### Page text
- - - -

Even schools are getting into the act. Kita Ward in Tokyo installed garbage-processing units in all of its 64 elementary and middle schools last November. The equipment turns school-lunch scraps into fertilizer used on the schools' flowerbeds and fruit trees; some of the compost is also sent to an agricultural research facility in Gunma Prefecture.

Some residents of one large housing complex in Yokohama are also using a disposal unit to compost their kitchen waste. The city of Yokohama is advancing a program to reduce the volume of garbage produced in its housing complexes; this complex has been tagged for the pilot waste-composting program as part of these efforts. The kitchen waste (900 grams per day for an average household) is reduced to one-eighth of its volume and used as fertilizer in residents' planters and nearby public garden plots. Only 66 of the 325 households in the complex are currently participating in the program, but the number signing up is on the rise, and the program should eventually be expanded into a complex-wide effort.

- - - -

### Listing

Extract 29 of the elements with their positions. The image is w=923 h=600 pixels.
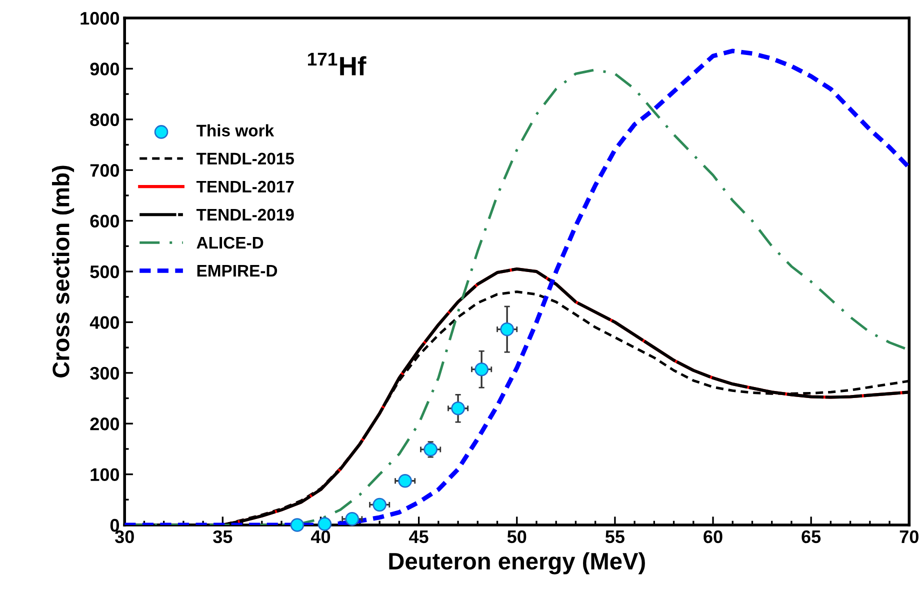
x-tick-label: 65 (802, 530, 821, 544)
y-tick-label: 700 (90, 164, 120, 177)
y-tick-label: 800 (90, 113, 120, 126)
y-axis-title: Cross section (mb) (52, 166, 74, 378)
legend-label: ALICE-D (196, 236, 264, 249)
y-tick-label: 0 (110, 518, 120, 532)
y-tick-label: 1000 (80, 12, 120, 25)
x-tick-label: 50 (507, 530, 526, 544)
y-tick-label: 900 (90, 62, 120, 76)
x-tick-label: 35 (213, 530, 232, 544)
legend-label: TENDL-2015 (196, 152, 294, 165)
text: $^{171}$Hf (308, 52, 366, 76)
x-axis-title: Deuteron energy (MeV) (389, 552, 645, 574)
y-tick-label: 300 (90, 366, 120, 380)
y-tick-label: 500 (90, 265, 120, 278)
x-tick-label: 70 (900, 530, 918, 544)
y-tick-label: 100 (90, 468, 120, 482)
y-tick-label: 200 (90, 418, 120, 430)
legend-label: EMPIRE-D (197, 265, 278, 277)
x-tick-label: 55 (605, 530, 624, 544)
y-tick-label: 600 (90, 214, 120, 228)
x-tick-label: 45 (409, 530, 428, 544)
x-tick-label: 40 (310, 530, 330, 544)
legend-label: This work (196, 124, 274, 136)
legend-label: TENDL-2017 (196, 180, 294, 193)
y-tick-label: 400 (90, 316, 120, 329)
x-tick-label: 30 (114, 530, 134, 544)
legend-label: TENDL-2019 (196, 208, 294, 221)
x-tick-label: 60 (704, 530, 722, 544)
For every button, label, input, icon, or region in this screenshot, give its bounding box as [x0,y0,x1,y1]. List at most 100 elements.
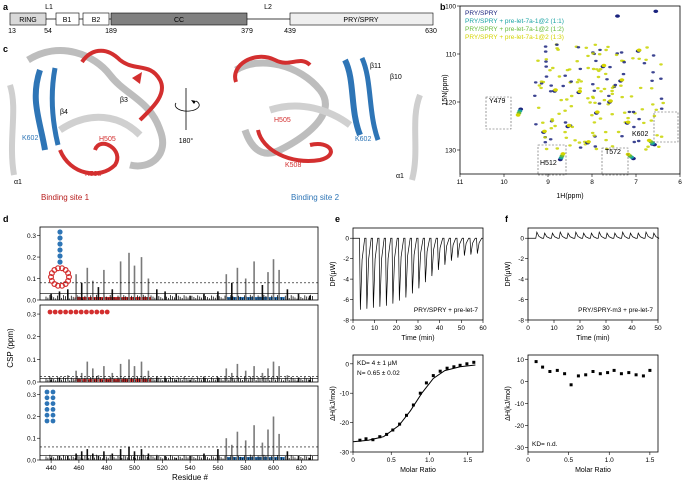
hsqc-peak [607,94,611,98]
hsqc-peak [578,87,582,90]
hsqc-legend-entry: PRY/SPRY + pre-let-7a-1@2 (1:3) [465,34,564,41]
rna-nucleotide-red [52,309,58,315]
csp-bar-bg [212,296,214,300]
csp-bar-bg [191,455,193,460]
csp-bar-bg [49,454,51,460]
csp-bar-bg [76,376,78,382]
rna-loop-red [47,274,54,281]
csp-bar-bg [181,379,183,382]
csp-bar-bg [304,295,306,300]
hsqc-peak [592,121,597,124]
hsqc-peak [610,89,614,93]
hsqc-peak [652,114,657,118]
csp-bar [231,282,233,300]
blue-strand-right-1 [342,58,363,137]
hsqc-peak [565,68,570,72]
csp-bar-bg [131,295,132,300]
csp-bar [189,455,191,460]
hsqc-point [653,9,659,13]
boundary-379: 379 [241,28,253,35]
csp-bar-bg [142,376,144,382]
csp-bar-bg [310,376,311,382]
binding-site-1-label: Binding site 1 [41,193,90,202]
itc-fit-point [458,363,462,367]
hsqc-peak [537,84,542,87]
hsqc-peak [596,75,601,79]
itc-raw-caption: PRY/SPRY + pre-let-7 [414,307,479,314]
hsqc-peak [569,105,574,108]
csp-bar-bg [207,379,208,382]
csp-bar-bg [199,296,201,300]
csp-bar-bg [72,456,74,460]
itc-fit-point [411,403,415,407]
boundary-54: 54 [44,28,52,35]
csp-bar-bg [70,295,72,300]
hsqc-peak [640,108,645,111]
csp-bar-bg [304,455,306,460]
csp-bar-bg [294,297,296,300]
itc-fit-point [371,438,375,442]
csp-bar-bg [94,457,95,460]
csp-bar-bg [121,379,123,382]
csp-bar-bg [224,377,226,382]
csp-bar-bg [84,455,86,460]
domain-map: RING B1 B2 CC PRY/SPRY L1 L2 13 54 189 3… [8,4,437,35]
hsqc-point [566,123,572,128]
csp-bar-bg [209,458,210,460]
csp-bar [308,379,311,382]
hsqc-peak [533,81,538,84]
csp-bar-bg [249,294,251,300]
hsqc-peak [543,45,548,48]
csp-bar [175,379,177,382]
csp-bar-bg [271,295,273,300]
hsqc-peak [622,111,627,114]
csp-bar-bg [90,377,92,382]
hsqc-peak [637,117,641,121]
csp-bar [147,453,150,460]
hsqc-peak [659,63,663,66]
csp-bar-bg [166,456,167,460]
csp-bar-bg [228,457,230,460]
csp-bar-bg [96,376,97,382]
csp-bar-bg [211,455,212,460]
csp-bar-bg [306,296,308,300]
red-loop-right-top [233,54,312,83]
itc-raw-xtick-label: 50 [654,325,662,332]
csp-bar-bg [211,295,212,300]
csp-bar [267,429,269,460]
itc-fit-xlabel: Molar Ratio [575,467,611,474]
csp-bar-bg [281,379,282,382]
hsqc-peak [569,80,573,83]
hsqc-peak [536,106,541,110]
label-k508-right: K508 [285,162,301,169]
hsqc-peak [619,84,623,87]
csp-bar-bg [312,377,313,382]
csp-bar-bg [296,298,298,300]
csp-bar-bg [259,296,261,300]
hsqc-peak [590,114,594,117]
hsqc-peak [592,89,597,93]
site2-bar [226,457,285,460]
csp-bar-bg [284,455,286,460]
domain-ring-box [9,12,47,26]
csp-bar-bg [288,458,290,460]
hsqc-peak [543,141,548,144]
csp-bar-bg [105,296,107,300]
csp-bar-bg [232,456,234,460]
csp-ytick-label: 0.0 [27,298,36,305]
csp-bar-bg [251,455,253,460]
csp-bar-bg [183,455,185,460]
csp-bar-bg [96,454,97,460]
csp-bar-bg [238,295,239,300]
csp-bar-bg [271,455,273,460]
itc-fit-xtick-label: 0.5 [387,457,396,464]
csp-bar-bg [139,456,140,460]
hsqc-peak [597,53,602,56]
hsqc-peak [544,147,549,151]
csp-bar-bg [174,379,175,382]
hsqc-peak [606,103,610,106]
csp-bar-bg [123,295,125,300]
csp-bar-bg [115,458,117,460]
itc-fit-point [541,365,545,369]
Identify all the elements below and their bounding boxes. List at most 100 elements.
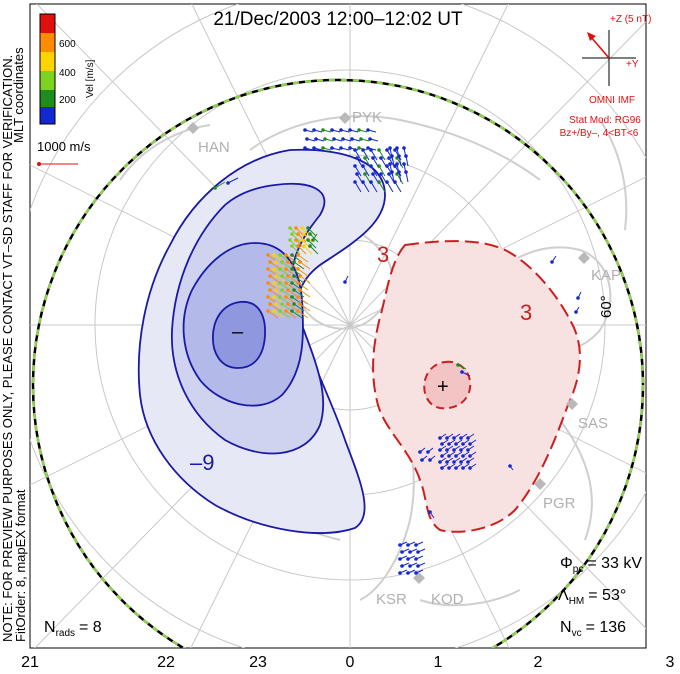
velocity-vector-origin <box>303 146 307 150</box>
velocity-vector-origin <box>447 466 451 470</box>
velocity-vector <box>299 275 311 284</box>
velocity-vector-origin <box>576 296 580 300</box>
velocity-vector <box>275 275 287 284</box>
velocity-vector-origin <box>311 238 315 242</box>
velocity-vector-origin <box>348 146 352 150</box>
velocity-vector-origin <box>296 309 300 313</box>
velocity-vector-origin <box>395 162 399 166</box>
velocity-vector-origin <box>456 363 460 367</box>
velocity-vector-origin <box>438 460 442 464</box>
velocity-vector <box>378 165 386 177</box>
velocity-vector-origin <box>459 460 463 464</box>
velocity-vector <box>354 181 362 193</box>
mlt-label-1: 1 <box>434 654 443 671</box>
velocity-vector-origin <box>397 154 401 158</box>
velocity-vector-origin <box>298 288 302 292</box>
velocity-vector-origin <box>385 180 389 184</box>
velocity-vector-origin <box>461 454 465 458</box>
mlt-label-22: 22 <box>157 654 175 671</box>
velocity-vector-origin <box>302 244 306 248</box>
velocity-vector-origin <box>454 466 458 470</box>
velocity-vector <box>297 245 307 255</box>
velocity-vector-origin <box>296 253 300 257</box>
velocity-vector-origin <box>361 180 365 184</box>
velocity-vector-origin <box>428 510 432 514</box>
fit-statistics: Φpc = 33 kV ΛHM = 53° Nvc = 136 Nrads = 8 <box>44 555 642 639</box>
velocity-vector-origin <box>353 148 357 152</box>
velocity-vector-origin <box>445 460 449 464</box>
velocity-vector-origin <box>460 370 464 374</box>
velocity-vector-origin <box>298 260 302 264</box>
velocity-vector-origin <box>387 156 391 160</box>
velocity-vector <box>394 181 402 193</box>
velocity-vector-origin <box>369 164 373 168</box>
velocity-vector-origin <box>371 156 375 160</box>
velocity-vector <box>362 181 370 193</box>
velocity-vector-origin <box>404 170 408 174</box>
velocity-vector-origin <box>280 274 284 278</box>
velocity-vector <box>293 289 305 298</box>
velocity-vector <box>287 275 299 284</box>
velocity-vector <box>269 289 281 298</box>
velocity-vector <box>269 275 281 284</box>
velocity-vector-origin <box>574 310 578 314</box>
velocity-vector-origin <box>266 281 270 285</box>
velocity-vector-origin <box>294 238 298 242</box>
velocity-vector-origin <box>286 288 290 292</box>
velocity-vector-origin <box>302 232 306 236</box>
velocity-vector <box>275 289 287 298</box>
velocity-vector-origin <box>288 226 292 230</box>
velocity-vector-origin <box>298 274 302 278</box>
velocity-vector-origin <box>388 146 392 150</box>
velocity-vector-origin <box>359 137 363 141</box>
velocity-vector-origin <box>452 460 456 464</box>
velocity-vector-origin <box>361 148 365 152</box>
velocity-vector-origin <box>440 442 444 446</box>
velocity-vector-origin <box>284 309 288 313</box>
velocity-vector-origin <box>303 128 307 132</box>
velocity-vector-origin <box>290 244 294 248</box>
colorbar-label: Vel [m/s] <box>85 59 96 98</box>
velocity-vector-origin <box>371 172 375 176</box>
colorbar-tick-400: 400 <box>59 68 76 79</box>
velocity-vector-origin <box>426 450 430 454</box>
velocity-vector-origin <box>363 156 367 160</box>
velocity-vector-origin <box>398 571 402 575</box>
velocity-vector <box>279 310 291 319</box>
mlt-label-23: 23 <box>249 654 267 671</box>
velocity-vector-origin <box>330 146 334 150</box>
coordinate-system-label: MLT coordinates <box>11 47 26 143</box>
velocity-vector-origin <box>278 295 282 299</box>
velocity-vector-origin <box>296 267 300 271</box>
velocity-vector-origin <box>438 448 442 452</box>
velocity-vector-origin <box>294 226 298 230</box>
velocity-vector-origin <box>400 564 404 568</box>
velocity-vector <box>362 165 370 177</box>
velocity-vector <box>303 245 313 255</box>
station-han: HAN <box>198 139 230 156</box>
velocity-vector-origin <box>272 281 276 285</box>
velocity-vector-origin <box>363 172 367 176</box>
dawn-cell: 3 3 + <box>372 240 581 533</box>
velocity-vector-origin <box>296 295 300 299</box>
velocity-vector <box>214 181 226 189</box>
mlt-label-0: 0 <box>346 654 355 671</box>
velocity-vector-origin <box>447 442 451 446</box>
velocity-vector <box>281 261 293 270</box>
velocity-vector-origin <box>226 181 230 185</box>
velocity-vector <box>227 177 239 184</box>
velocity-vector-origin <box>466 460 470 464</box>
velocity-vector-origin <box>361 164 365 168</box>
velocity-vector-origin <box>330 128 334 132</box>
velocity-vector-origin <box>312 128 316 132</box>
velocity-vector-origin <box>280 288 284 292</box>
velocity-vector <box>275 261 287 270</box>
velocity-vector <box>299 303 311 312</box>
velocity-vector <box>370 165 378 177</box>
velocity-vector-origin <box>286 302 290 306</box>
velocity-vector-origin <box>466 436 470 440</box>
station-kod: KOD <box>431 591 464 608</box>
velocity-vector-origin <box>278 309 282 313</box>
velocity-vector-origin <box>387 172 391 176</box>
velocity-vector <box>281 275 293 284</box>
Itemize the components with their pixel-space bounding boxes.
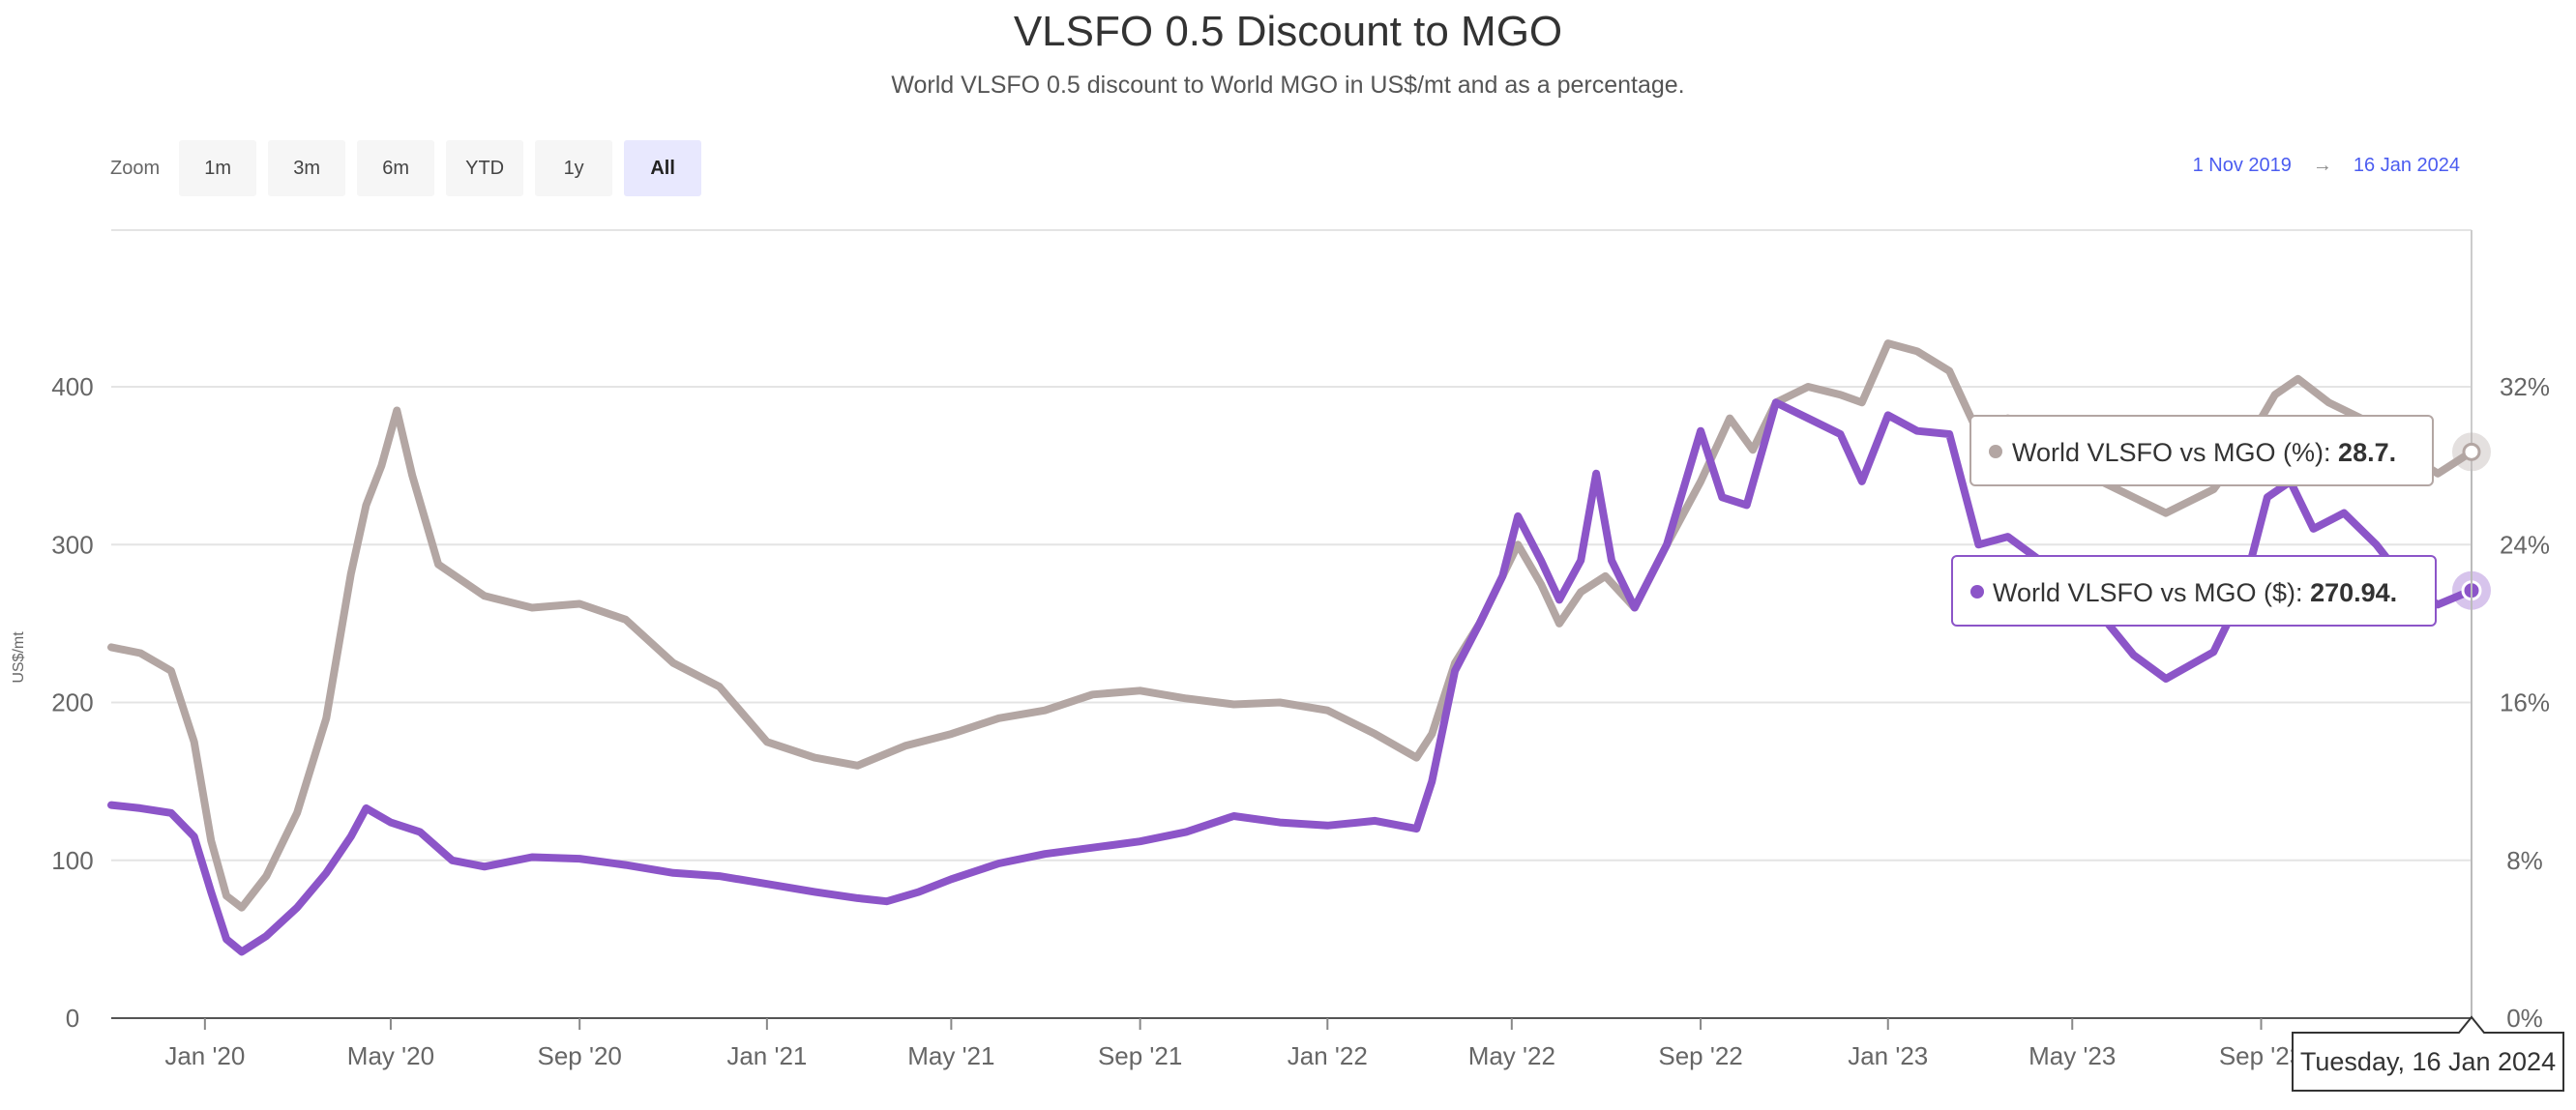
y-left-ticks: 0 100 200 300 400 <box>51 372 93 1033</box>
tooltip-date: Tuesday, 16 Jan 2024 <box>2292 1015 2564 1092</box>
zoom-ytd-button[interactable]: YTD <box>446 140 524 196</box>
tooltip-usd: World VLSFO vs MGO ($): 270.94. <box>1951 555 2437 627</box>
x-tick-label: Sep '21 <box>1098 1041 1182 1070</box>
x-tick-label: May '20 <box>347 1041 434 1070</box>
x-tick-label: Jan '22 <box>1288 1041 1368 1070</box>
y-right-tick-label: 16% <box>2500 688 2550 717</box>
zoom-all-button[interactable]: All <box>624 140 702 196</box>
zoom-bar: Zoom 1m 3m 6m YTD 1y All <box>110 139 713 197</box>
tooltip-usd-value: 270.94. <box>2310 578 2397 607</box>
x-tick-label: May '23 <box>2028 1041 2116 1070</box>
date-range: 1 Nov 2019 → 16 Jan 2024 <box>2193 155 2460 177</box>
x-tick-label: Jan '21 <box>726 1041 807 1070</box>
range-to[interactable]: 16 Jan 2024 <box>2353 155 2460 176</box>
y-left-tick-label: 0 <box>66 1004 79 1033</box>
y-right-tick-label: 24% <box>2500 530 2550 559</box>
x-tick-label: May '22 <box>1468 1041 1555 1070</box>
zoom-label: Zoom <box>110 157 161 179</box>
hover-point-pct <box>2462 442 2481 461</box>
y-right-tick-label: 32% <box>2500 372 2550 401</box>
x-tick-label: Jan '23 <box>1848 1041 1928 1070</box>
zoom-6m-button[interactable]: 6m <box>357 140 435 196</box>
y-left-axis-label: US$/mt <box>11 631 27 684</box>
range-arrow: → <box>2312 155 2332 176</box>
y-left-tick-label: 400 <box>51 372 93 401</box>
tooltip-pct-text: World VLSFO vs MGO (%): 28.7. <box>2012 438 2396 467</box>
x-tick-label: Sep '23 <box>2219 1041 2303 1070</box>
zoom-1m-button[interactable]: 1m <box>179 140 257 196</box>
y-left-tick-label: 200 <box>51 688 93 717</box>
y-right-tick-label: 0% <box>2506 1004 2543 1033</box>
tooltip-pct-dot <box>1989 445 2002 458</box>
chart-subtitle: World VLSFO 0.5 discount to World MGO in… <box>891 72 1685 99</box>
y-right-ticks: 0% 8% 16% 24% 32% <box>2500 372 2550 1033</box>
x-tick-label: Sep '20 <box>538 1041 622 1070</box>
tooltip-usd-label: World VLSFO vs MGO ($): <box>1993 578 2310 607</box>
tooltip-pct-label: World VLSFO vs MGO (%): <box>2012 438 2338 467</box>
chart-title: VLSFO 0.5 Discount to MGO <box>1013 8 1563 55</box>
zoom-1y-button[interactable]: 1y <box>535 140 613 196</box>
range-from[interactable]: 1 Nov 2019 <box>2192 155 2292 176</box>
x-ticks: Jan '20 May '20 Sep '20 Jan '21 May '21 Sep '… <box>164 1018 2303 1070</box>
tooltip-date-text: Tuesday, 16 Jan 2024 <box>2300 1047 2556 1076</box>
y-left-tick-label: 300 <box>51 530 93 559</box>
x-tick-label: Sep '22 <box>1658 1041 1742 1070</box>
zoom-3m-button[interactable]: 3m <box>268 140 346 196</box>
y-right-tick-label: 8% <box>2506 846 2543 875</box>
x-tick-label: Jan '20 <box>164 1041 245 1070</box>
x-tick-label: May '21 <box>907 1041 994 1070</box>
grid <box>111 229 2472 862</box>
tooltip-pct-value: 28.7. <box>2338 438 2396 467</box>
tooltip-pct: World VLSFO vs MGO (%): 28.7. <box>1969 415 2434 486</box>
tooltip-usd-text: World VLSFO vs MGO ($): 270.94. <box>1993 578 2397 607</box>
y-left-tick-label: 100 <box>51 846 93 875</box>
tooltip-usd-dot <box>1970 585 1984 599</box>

- - - -

### Problems and tasks
a – Summarize the passage on composting food waste in two sentences.
b – From the passage on composting food waste, copy the stretch from "Some residents of" through "a complex-wide effort." word for word.
c – Carry on writing the passage on composting food waste, starting after its final sentence.

### Task responses
a – Kita Ward in Tokyo installed garbage-processing units in all 64 of its elementary and middle schools last November; the units turn school-lunch scraps into fertilizer for the schools' flowerbeds and fruit trees, and some of the compost goes to an agricultural research facility in Gunma Prefecture. In a large Yokohama housing complex chosen for a pilot waste-composting program, kitchen waste is reduced to one-eighth of its volume and used in residents' planters and nearby public garden plots, and although only 66 of the 325 households currently take part, sign-ups are rising.

b –
Some residents of one large housing complex in Yokohama are also using a disposal unit to compost their kitchen waste. The city of Yokohama is advancing a program to reduce the volume of garbage produced in its housing complexes; this complex has been tagged for the pilot waste-composting program as part of these efforts. The kitchen waste (900 grams per day for an average household) is reduced to one-eighth of its volume and used as fertilizer in residents' planters and nearby public garden plots. Only 66 of the 325 households in the complex are currently participating in the program, but the number signing up is on the rise, and the program should eventually be expanded into a complex-wide effort.

c –
Toward a Society Based on Resource Recycling
The recycling of kitchen waste is far from a new issue, and one that Japan has faced in a variety of ways over the years. Garbage began to be incinerated in Tokyo in the early 1910s, toward the end of the Meiji era. Heavy oil was mixed with kitchen waste to help the wet garbage burn, but this was both expensive and damaging to the health of those who breathed the black smoke produced. It was around that time that the city of Tokyo began collecting kitchen waste separately from other trash and supplying the former to nearby farmers for use as feed or fertilizer.

After World War II, the era of Japan's booming economic growth saw improvements in incinerator technology that enabled the burning of a mixture of kitchen and other waste. That system, which no longer required separate collection of kitchen and other waste, has largely continued until this day. Ironically, advances in techniques for processing kitchen waste ended up hampering moves toward its reuse.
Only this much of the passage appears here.